A run of records:
+++

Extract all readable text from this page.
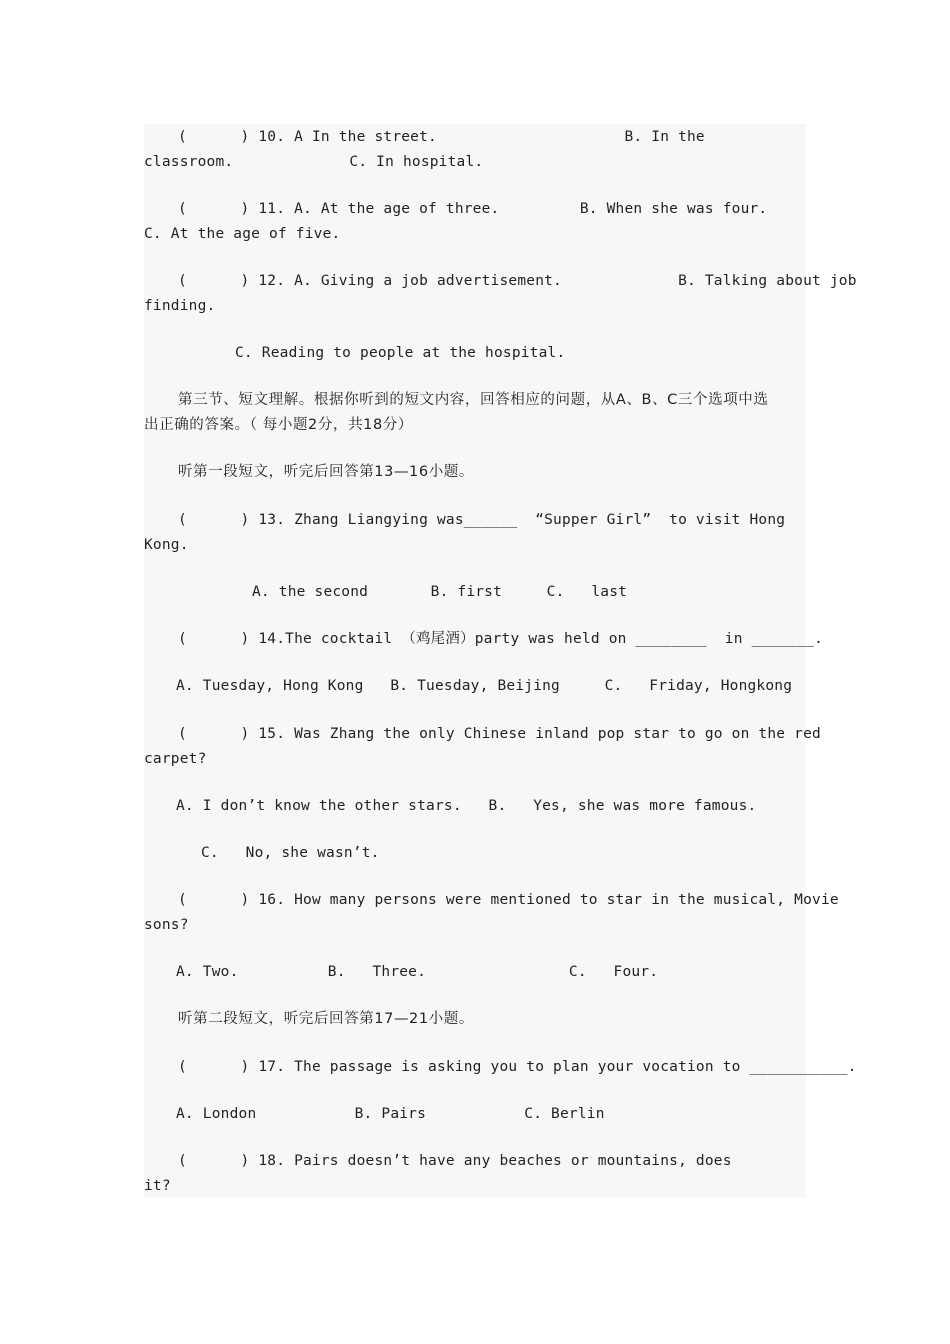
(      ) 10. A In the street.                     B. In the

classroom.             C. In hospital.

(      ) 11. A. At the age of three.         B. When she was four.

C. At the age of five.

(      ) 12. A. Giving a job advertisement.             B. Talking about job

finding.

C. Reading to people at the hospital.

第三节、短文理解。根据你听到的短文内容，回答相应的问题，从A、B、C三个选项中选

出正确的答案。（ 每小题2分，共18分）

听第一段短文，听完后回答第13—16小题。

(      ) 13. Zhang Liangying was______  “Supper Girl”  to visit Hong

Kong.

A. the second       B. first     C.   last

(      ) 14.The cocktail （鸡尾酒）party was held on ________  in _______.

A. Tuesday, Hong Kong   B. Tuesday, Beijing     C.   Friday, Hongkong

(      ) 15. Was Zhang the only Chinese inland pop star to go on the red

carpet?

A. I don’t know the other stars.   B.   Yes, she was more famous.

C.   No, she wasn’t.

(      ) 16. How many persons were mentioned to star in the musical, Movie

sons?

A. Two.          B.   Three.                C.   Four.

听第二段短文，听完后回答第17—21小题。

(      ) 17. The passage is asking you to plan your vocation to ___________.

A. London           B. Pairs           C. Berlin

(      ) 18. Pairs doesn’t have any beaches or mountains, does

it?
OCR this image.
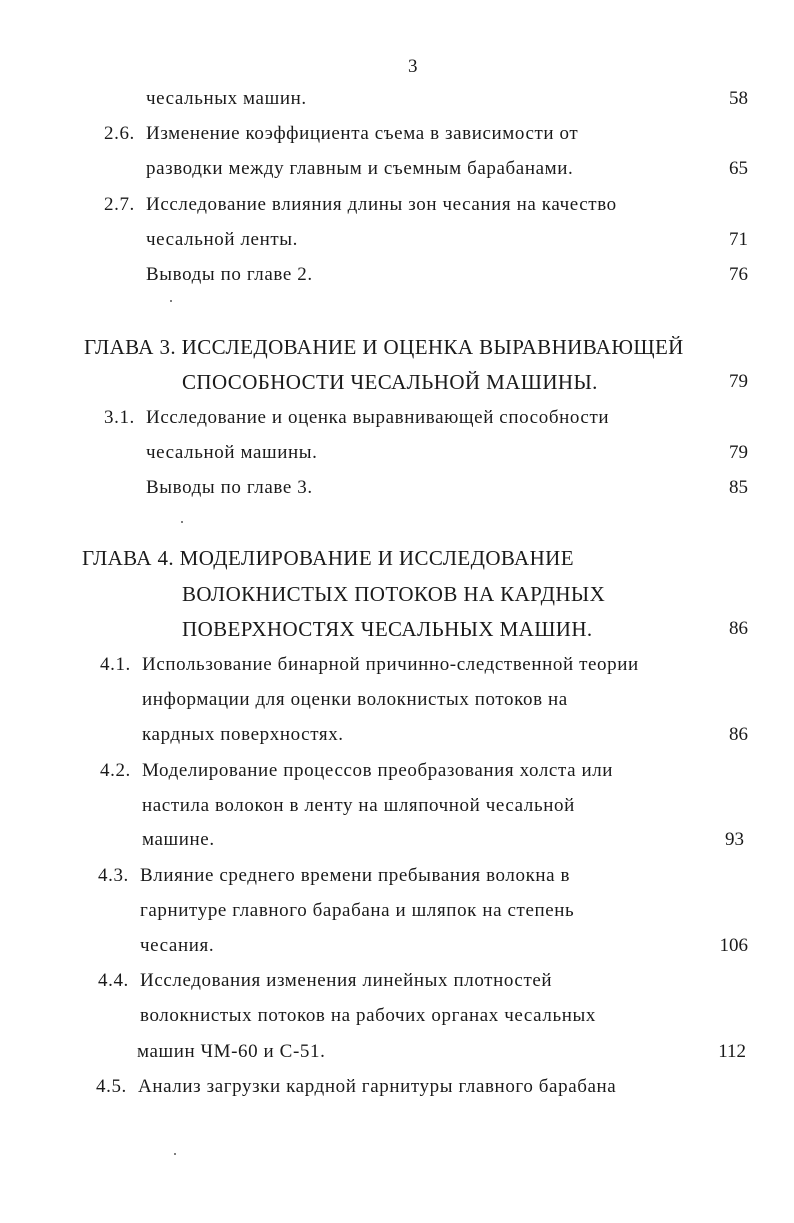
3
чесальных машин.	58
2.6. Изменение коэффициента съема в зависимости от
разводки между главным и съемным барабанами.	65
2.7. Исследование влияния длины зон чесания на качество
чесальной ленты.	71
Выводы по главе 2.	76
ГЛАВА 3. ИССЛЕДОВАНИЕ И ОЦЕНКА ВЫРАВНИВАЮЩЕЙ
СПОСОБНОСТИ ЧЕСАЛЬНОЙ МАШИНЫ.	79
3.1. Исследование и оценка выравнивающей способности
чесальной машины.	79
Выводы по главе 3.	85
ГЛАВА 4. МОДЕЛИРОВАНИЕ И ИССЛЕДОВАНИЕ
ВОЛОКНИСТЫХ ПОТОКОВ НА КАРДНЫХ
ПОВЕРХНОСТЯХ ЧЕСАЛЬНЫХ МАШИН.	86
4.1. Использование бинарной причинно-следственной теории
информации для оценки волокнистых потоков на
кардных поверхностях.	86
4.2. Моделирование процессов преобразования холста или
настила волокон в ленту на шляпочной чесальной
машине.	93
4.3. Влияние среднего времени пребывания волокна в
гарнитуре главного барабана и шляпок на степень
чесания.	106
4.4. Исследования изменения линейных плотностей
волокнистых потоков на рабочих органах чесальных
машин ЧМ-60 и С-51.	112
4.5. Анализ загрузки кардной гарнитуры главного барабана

+++

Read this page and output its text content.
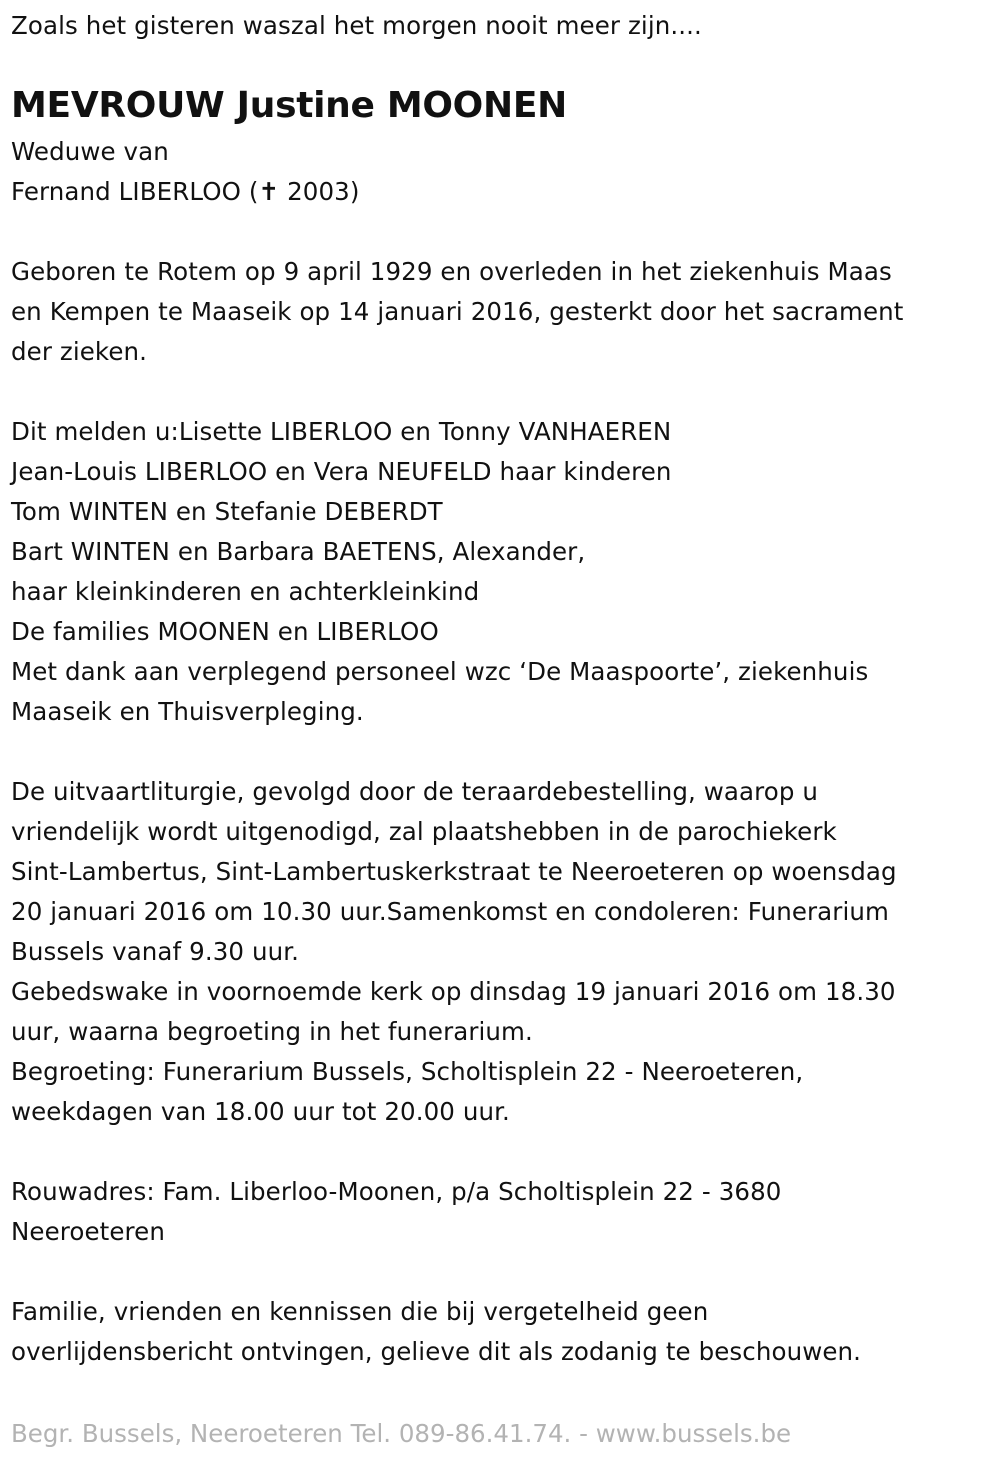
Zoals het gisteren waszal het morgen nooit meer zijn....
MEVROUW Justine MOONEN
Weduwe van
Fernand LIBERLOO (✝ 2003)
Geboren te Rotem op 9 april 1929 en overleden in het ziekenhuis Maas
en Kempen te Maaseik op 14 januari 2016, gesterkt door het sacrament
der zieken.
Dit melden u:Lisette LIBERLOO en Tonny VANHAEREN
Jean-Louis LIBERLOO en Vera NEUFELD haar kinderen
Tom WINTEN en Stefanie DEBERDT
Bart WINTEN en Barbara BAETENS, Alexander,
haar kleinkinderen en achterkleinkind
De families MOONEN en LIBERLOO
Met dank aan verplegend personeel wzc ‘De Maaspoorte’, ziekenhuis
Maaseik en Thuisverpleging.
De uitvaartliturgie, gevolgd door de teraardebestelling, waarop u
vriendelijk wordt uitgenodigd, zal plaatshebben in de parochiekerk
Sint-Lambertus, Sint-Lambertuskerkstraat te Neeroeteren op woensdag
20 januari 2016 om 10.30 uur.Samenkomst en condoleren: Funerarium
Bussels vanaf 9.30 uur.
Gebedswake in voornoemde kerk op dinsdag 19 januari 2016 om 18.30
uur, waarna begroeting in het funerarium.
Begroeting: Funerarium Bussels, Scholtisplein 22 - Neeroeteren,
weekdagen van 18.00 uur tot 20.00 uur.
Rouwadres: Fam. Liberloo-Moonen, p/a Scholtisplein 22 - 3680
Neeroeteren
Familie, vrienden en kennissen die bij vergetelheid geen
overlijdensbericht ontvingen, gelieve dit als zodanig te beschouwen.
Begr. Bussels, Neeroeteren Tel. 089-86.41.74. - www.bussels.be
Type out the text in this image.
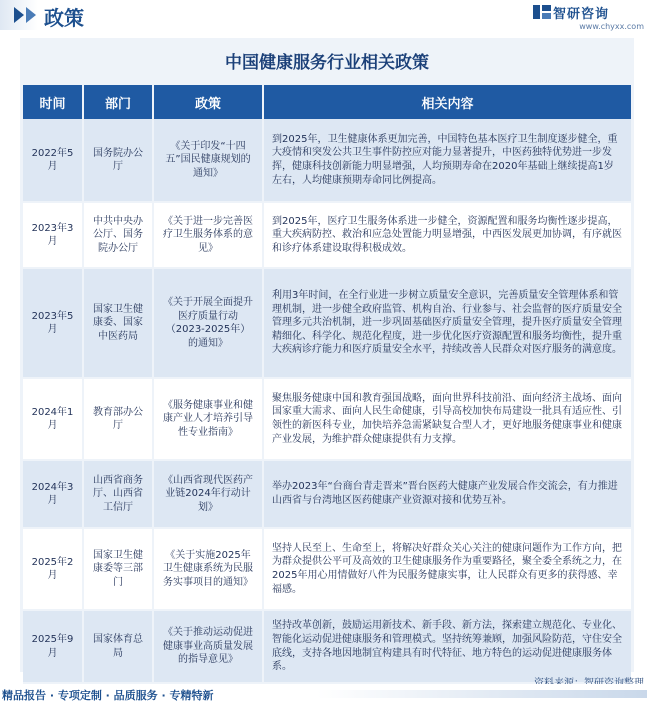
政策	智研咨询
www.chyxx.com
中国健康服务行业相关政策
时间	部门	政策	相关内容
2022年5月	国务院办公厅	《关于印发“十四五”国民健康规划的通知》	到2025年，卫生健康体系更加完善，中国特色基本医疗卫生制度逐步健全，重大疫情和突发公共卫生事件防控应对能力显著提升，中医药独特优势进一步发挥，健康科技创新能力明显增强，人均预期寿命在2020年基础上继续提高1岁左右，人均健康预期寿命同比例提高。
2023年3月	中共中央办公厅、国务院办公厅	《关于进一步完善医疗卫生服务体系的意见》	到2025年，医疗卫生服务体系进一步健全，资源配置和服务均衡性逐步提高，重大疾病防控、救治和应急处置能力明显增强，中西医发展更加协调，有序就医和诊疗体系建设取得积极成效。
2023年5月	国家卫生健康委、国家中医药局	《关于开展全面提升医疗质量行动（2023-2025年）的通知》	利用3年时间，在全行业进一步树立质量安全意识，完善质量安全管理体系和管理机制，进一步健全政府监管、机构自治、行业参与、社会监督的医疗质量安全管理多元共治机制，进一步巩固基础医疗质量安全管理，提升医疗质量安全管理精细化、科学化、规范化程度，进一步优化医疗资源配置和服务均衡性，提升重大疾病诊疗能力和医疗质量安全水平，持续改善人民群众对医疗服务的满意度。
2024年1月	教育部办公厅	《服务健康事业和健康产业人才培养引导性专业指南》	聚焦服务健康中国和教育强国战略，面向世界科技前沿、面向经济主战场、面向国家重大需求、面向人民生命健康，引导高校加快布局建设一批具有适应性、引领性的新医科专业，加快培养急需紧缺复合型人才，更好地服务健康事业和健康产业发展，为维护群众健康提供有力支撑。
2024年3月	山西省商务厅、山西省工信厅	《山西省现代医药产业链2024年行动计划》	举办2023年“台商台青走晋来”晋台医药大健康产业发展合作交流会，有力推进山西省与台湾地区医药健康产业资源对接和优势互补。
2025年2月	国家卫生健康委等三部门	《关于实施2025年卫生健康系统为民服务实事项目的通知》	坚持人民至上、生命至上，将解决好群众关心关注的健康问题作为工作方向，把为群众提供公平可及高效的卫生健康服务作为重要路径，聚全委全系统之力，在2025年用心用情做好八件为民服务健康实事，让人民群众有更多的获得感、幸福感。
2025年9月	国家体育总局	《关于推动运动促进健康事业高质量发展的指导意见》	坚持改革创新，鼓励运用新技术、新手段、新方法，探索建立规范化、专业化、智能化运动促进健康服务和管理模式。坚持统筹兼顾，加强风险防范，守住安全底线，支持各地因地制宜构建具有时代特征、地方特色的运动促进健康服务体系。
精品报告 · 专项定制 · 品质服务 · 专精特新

+++

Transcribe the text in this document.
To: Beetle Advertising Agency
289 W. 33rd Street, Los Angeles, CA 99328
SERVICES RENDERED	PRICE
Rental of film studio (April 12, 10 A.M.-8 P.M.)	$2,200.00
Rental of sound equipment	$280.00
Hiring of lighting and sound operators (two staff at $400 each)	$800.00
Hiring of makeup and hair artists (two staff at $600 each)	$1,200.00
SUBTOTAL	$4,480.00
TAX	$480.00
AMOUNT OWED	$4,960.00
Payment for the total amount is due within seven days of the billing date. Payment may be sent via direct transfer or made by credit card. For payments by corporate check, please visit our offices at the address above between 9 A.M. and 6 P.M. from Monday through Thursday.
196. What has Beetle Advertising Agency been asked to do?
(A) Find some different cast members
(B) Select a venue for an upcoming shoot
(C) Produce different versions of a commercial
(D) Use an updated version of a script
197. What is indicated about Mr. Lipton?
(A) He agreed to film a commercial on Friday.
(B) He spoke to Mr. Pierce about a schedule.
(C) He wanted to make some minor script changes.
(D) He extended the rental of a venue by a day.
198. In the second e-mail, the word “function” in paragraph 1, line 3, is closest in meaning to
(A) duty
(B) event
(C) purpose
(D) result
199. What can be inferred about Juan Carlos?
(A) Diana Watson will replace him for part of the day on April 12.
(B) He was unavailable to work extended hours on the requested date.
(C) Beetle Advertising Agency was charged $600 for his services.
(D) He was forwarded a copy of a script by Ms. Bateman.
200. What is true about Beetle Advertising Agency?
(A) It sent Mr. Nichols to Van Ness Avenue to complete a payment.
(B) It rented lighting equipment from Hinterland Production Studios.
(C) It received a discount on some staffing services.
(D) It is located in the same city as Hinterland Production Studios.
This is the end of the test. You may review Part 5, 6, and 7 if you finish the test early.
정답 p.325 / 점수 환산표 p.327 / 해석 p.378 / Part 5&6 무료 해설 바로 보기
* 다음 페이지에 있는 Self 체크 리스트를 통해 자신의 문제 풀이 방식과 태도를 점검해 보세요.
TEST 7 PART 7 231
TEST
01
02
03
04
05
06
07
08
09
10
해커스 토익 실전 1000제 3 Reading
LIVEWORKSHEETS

+++

Directive: Only a number is wanted here: how many lines in the data above include the string "film"?

Response: 2